Task goal — Produce an exact copy of the lines from the line containing "Output a JSON" through the last line of the entries below, and only those lines.
· · · ·
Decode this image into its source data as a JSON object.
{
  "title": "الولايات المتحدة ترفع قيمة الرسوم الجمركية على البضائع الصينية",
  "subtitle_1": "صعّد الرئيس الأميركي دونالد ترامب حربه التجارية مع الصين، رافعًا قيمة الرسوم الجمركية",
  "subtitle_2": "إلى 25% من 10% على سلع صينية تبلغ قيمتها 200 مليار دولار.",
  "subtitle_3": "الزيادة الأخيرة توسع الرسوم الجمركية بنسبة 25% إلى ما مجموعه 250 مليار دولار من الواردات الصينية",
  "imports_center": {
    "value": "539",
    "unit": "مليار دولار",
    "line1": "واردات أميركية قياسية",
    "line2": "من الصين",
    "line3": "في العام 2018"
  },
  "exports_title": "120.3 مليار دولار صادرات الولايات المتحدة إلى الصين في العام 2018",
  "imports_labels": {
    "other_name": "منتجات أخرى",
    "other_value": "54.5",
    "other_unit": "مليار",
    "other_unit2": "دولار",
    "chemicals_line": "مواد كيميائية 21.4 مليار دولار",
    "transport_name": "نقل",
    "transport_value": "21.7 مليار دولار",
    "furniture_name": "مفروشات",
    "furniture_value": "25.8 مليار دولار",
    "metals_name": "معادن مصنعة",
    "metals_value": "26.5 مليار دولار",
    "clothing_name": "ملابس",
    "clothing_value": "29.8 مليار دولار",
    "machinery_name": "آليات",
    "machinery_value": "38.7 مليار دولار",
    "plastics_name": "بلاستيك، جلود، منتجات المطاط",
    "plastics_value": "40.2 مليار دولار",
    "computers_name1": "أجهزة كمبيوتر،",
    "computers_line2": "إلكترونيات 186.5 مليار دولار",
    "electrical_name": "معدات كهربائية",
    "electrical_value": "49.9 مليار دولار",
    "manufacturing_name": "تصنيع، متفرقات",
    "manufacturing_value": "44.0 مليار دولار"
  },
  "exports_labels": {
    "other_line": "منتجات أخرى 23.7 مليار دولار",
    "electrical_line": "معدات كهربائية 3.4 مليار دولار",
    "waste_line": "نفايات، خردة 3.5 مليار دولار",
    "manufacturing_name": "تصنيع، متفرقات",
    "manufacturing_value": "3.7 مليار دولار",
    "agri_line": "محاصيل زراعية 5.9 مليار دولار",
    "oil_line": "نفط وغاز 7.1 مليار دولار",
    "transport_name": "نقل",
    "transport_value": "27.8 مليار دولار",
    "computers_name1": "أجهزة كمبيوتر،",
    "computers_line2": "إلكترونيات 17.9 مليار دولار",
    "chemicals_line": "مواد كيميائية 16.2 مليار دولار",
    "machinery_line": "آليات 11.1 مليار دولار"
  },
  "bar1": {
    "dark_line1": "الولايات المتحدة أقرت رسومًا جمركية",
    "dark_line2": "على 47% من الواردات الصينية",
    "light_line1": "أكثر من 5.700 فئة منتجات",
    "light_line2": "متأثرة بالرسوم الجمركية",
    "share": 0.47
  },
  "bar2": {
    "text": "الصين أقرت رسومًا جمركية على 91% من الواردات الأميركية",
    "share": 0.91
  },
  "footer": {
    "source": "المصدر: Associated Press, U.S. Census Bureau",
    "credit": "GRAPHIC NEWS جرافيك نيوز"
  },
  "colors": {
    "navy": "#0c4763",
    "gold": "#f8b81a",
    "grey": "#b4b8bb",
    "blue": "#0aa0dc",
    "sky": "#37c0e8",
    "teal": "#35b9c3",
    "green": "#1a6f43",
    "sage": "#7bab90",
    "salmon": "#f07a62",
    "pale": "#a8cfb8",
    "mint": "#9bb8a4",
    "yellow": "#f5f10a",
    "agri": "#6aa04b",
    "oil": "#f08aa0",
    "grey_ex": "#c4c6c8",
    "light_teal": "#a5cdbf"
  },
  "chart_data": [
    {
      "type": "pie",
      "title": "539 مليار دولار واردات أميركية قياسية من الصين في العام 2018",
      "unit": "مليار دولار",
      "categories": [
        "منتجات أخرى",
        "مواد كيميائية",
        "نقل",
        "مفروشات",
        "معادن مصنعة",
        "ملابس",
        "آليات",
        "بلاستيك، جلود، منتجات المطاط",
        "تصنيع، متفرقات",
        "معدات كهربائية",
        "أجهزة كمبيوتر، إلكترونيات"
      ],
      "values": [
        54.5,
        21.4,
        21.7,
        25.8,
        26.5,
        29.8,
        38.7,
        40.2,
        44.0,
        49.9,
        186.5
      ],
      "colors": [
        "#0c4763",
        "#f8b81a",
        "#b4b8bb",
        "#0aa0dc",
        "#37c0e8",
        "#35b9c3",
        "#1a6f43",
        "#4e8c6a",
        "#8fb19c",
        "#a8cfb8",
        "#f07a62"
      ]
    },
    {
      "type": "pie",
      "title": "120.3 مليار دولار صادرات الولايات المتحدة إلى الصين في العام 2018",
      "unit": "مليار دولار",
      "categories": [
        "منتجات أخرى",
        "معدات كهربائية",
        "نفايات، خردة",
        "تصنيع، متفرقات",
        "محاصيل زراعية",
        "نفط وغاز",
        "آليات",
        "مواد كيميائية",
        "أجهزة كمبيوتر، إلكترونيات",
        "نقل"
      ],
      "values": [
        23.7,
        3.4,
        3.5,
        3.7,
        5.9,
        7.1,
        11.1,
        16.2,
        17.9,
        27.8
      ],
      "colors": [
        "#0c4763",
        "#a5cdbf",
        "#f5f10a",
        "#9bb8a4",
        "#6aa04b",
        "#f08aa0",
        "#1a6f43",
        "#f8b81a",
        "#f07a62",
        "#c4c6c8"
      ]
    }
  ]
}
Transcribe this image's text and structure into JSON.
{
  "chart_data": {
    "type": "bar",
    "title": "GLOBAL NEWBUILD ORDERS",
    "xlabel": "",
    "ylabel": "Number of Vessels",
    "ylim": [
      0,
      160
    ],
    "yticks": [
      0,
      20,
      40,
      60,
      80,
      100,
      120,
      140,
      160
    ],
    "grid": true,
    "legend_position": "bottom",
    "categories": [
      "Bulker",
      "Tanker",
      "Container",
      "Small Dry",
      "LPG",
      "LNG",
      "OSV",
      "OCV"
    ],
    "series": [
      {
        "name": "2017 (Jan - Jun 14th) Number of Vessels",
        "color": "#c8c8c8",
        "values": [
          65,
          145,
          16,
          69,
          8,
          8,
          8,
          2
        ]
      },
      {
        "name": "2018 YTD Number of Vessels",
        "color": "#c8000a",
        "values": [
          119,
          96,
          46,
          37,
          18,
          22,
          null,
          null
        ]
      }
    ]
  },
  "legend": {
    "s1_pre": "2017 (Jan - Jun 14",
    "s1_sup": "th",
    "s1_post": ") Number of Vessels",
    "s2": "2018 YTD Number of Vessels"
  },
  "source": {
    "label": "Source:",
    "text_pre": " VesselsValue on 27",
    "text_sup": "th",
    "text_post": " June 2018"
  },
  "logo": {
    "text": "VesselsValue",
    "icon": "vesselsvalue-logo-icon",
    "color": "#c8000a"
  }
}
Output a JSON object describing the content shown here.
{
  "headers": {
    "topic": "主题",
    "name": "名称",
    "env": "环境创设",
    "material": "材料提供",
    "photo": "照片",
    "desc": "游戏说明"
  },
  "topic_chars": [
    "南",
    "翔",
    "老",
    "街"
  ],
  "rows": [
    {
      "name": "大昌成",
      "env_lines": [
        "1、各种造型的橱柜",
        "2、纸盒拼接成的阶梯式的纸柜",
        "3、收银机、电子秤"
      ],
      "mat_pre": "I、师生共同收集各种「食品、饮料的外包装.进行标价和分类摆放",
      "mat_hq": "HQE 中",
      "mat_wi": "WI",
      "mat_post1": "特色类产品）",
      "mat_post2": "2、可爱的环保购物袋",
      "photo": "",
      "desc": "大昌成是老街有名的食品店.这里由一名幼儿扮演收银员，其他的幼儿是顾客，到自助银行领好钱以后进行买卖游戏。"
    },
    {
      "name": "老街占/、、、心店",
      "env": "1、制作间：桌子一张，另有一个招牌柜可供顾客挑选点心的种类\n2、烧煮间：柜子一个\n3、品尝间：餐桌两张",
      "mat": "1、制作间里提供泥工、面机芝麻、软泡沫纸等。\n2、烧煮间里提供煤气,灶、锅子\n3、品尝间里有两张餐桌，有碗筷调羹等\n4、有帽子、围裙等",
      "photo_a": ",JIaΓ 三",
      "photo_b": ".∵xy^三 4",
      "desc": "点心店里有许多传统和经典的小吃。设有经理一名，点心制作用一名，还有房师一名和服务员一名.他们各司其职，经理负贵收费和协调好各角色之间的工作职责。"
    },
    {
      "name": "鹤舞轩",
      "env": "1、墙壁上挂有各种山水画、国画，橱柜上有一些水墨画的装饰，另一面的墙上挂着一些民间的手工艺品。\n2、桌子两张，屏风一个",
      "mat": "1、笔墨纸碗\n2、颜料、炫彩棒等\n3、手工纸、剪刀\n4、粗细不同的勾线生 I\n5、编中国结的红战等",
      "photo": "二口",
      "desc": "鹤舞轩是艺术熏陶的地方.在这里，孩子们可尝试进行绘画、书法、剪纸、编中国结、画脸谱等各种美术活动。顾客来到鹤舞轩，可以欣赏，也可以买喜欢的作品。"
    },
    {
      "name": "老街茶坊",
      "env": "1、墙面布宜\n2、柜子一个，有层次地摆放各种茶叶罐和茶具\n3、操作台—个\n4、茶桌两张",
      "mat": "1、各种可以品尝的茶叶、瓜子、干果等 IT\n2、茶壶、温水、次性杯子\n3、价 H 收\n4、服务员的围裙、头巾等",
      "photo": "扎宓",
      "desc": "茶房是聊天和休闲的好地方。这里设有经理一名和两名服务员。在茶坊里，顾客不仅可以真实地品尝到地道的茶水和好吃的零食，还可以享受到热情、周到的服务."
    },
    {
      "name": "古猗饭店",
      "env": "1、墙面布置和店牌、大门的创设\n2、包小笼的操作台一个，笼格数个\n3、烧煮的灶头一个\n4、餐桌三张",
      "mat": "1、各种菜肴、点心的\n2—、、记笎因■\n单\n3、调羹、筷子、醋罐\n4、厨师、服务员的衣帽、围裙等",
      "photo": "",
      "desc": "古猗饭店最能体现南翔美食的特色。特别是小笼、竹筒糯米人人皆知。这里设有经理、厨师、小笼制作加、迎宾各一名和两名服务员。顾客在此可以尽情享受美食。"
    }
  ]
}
· · · ·
Answer to this exercise —
Output a JSON object describing the content shown here.
{
  "headers": {
    "topic": "主题",
    "name": "名称",
    "env": "环境创设",
    "material": "材料提供",
    "photo": "照片",
    "desc": "游戏说明"
  },
  "topic_chars": [
    "南",
    "翔",
    "老",
    "街"
  ],
  "rows": [
    {
      "name": "大昌成",
      "env_lines": [
        "1、各种造型的橱柜",
        "2、纸盒拼接成的阶梯式的纸柜",
        "3、收银机、电子秤"
      ],
      "mat_pre": "I、师生共同收集各种「食品、饮料的外包装.进行标价和分类摆放",
      "mat_hq": "HQE 中",
      "mat_wi": "WI",
      "mat_post1": "特色类产品）",
      "mat_post2": "2、可爱的环保购物袋",
      "photo": "",
      "desc": "大昌成是老街有名的食品店.这里由一名幼儿扮演收银员，其他的幼儿是顾客，到自助银行领好钱以后进行买卖游戏。"
    },
    {
      "name": "老街占/、、、心店",
      "env": "1、制作间：桌子一张，另有一个招牌柜可供顾客挑选点心的种类\n2、烧煮间：柜子一个\n3、品尝间：餐桌两张",
      "mat": "1、制作间里提供泥工、面机芝麻、软泡沫纸等。\n2、烧煮间里提供煤气,灶、锅子\n3、品尝间里有两张餐桌，有碗筷调羹等\n4、有帽子、围裙等",
      "photo_a": ",JIaΓ 三",
      "photo_b": ".∵xy^三 4",
      "desc": "点心店里有许多传统和经典的小吃。设有经理一名，点心制作用一名，还有房师一名和服务员一名.他们各司其职，经理负贵收费和协调好各角色之间的工作职责。"
    },
    {
      "name": "鹤舞轩",
      "env": "1、墙壁上挂有各种山水画、国画，橱柜上有一些水墨画的装饰，另一面的墙上挂着一些民间的手工艺品。\n2、桌子两张，屏风一个",
      "mat": "1、笔墨纸碗\n2、颜料、炫彩棒等\n3、手工纸、剪刀\n4、粗细不同的勾线生 I\n5、编中国结的红战等",
      "photo": "二口",
      "desc": "鹤舞轩是艺术熏陶的地方.在这里，孩子们可尝试进行绘画、书法、剪纸、编中国结、画脸谱等各种美术活动。顾客来到鹤舞轩，可以欣赏，也可以买喜欢的作品。"
    },
    {
      "name": "老街茶坊",
      "env": "1、墙面布宜\n2、柜子一个，有层次地摆放各种茶叶罐和茶具\n3、操作台—个\n4、茶桌两张",
      "mat": "1、各种可以品尝的茶叶、瓜子、干果等 IT\n2、茶壶、温水、次性杯子\n3、价 H 收\n4、服务员的围裙、头巾等",
      "photo": "扎宓",
      "desc": "茶房是聊天和休闲的好地方。这里设有经理一名和两名服务员。在茶坊里，顾客不仅可以真实地品尝到地道的茶水和好吃的零食，还可以享受到热情、周到的服务."
    },
    {
      "name": "古猗饭店",
      "env": "1、墙面布置和店牌、大门的创设\n2、包小笼的操作台一个，笼格数个\n3、烧煮的灶头一个\n4、餐桌三张",
      "mat": "1、各种菜肴、点心的\n2—、、记笎因■\n单\n3、调羹、筷子、醋罐\n4、厨师、服务员的衣帽、围裙等",
      "photo": "",
      "desc": "古猗饭店最能体现南翔美食的特色。特别是小笼、竹筒糯米人人皆知。这里设有经理、厨师、小笼制作加、迎宾各一名和两名服务员。顾客在此可以尽情享受美食。"
    }
  ]
}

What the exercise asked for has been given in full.